## Requirement
Output every line of the material exactly, omitting images.

## Given data
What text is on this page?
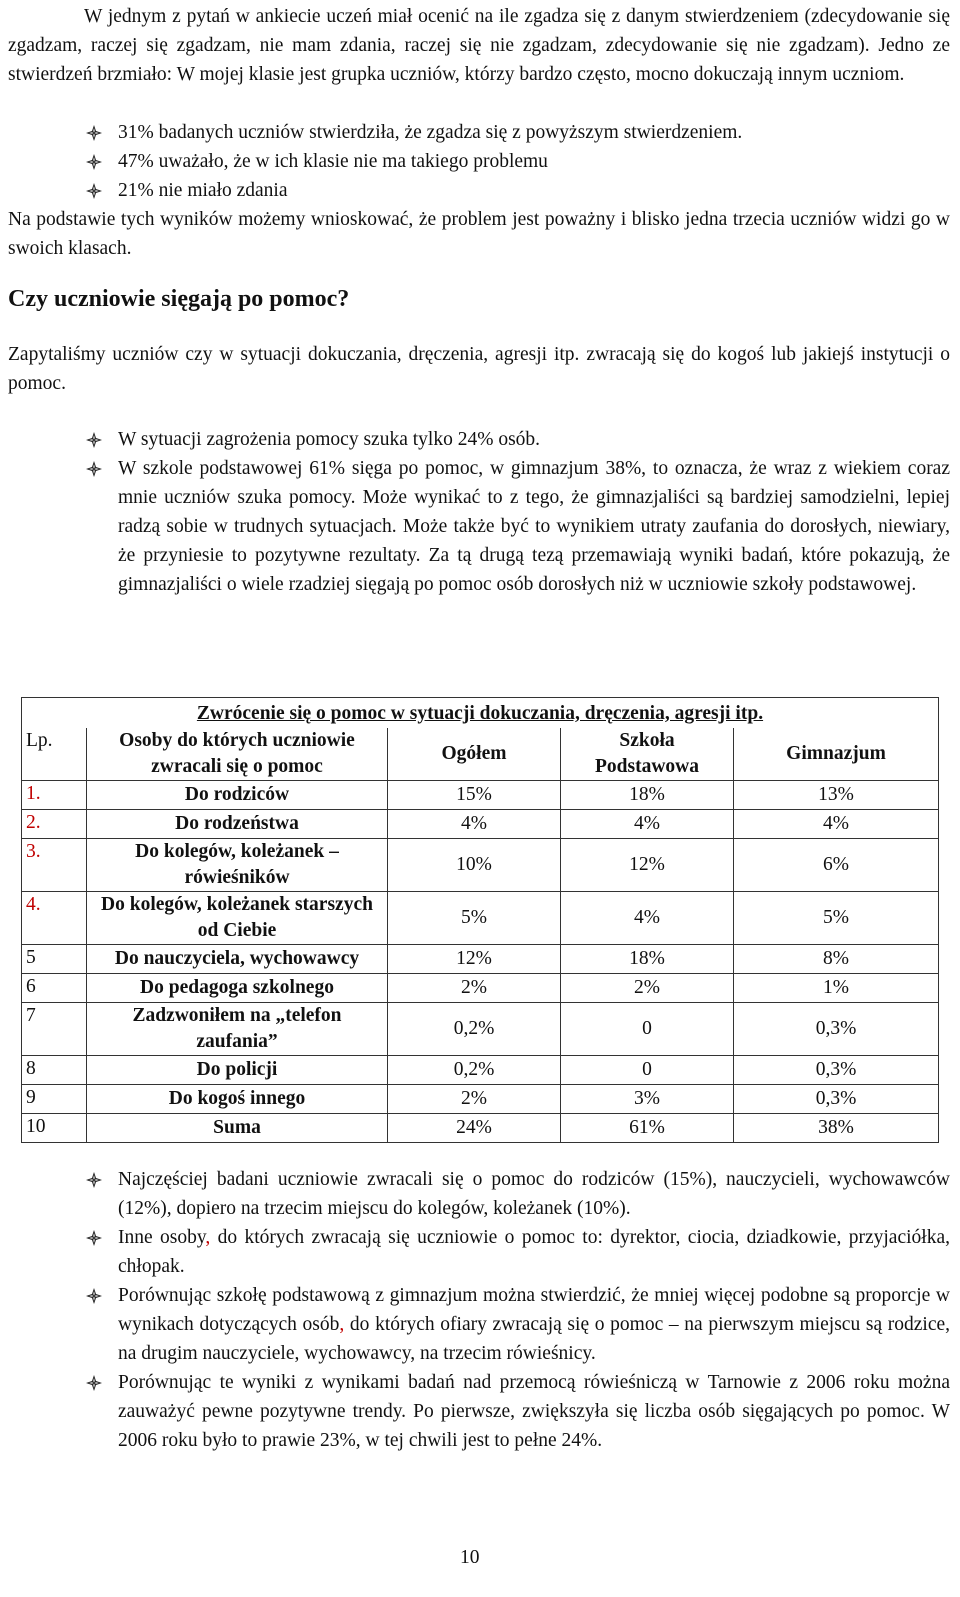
W jednym z pytań w ankiecie uczeń miał ocenić na ile zgadza się z danym stwierdzeniem (zdecydowanie się zgadzam, raczej się zgadzam, nie mam zdania, raczej się nie zgadzam, zdecydowanie się nie zgadzam). Jedno ze stwierdzeń brzmiało: W mojej klasie jest grupka uczniów, którzy bardzo często, mocno dokuczają innym uczniom.

31% badanych uczniów stwierdziła, że zgadza się z powyższym stwierdzeniem.
47% uważało, że w ich klasie nie ma takiego problemu
21% nie miało zdania

Na podstawie tych wyników możemy wnioskować, że problem jest poważny i blisko jedna trzecia uczniów widzi go w swoich klasach.

Czy uczniowie sięgają po pomoc?

Zapytaliśmy uczniów czy w sytuacji dokuczania, dręczenia, agresji itp. zwracają się do kogoś lub jakiejś instytucji o pomoc.

W sytuacji zagrożenia pomocy szuka tylko 24% osób.
W szkole podstawowej 61% sięga po pomoc, w gimnazjum 38%, to oznacza, że wraz z wiekiem coraz mnie uczniów szuka pomocy. Może wynikać to z tego, że gimnazjaliści są bardziej samodzielni, lepiej radzą sobie w trudnych sytuacjach. Może także być to wynikiem utraty zaufania do dorosłych, niewiary, że przyniesie to pozytywne rezultaty. Za tą drugą tezą przemawiają wyniki badań, które pokazują, że gimnazjaliści o wiele rzadziej sięgają po pomoc osób dorosłych niż w uczniowie szkoły podstawowej.
Zwrócenie się o pomoc w sytuacji dokuczania, dręczenia, agresji itp.				
Lp.	Osoby do których uczniowie zwracali się o pomoc	Ogółem	Szkoła Podstawowa	Gimnazjum
1.	Do rodziców	15%	18%	13%
2.	Do rodzeństwa	4%	4%	4%
3.	Do kolegów, koleżanek – rówieśników	10%	12%	6%
4.	Do kolegów, koleżanek starszych od Ciebie	5%	4%	5%
5	Do nauczyciela, wychowawcy	12%	18%	8%
6	Do pedagoga szkolnego	2%	2%	1%
7	Zadzwoniłem na „telefon zaufania”	0,2%	0	0,3%
8	Do policji	0,2%	0	0,3%
9	Do kogoś innego	2%	3%	0,3%
10	Suma	24%	61%	38%
Najczęściej badani uczniowie zwracali się o pomoc do rodziców (15%), nauczycieli, wychowawców (12%), dopiero na trzecim miejscu do kolegów, koleżanek (10%).
Inne osoby, do których zwracają się uczniowie o pomoc to: dyrektor, ciocia, dziadkowie, przyjaciółka, chłopak.
Porównując szkołę podstawową z gimnazjum można stwierdzić, że mniej więcej podobne są proporcje w wynikach dotyczących osób, do których ofiary zwracają się o pomoc – na pierwszym miejscu są rodzice, na drugim nauczyciele, wychowawcy, na trzecim rówieśnicy.
Porównując te wyniki z wynikami badań nad przemocą rówieśniczą w Tarnowie z 2006 roku można zauważyć pewne pozytywne trendy. Po pierwsze, zwiększyła się liczba osób sięgających po pomoc. W 2006 roku było to prawie 23%, w tej chwili jest to pełne 24%.
10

## Reply to the exercise
What text is on this page?
W jednym z pytań w ankiecie uczeń miał ocenić na ile zgadza się z danym stwierdzeniem (zdecydowanie się zgadzam, raczej się zgadzam, nie mam zdania, raczej się nie zgadzam, zdecydowanie się nie zgadzam). Jedno ze stwierdzeń brzmiało: W mojej klasie jest grupka uczniów, którzy bardzo często, mocno dokuczają innym uczniom.

31% badanych uczniów stwierdziła, że zgadza się z powyższym stwierdzeniem.
47% uważało, że w ich klasie nie ma takiego problemu
21% nie miało zdania

Na podstawie tych wyników możemy wnioskować, że problem jest poważny i blisko jedna trzecia uczniów widzi go w swoich klasach.

Czy uczniowie sięgają po pomoc?

Zapytaliśmy uczniów czy w sytuacji dokuczania, dręczenia, agresji itp. zwracają się do kogoś lub jakiejś instytucji o pomoc.

W sytuacji zagrożenia pomocy szuka tylko 24% osób.
W szkole podstawowej 61% sięga po pomoc, w gimnazjum 38%, to oznacza, że wraz z wiekiem coraz mnie uczniów szuka pomocy. Może wynikać to z tego, że gimnazjaliści są bardziej samodzielni, lepiej radzą sobie w trudnych sytuacjach. Może także być to wynikiem utraty zaufania do dorosłych, niewiary, że przyniesie to pozytywne rezultaty. Za tą drugą tezą przemawiają wyniki badań, które pokazują, że gimnazjaliści o wiele rzadziej sięgają po pomoc osób dorosłych niż w uczniowie szkoły podstawowej.
Zwrócenie się o pomoc w sytuacji dokuczania, dręczenia, agresji itp.				
Lp.	Osoby do których uczniowie zwracali się o pomoc	Ogółem	Szkoła Podstawowa	Gimnazjum
1.	Do rodziców	15%	18%	13%
2.	Do rodzeństwa	4%	4%	4%
3.	Do kolegów, koleżanek – rówieśników	10%	12%	6%
4.	Do kolegów, koleżanek starszych od Ciebie	5%	4%	5%
5	Do nauczyciela, wychowawcy	12%	18%	8%
6	Do pedagoga szkolnego	2%	2%	1%
7	Zadzwoniłem na „telefon zaufania”	0,2%	0	0,3%
8	Do policji	0,2%	0	0,3%
9	Do kogoś innego	2%	3%	0,3%
10	Suma	24%	61%	38%
Najczęściej badani uczniowie zwracali się o pomoc do rodziców (15%), nauczycieli, wychowawców (12%), dopiero na trzecim miejscu do kolegów, koleżanek (10%).
Inne osoby, do których zwracają się uczniowie o pomoc to: dyrektor, ciocia, dziadkowie, przyjaciółka, chłopak.
Porównując szkołę podstawową z gimnazjum można stwierdzić, że mniej więcej podobne są proporcje w wynikach dotyczących osób, do których ofiary zwracają się o pomoc – na pierwszym miejscu są rodzice, na drugim nauczyciele, wychowawcy, na trzecim rówieśnicy.
Porównując te wyniki z wynikami badań nad przemocą rówieśniczą w Tarnowie z 2006 roku można zauważyć pewne pozytywne trendy. Po pierwsze, zwiększyła się liczba osób sięgających po pomoc. W 2006 roku było to prawie 23%, w tej chwili jest to pełne 24%.
10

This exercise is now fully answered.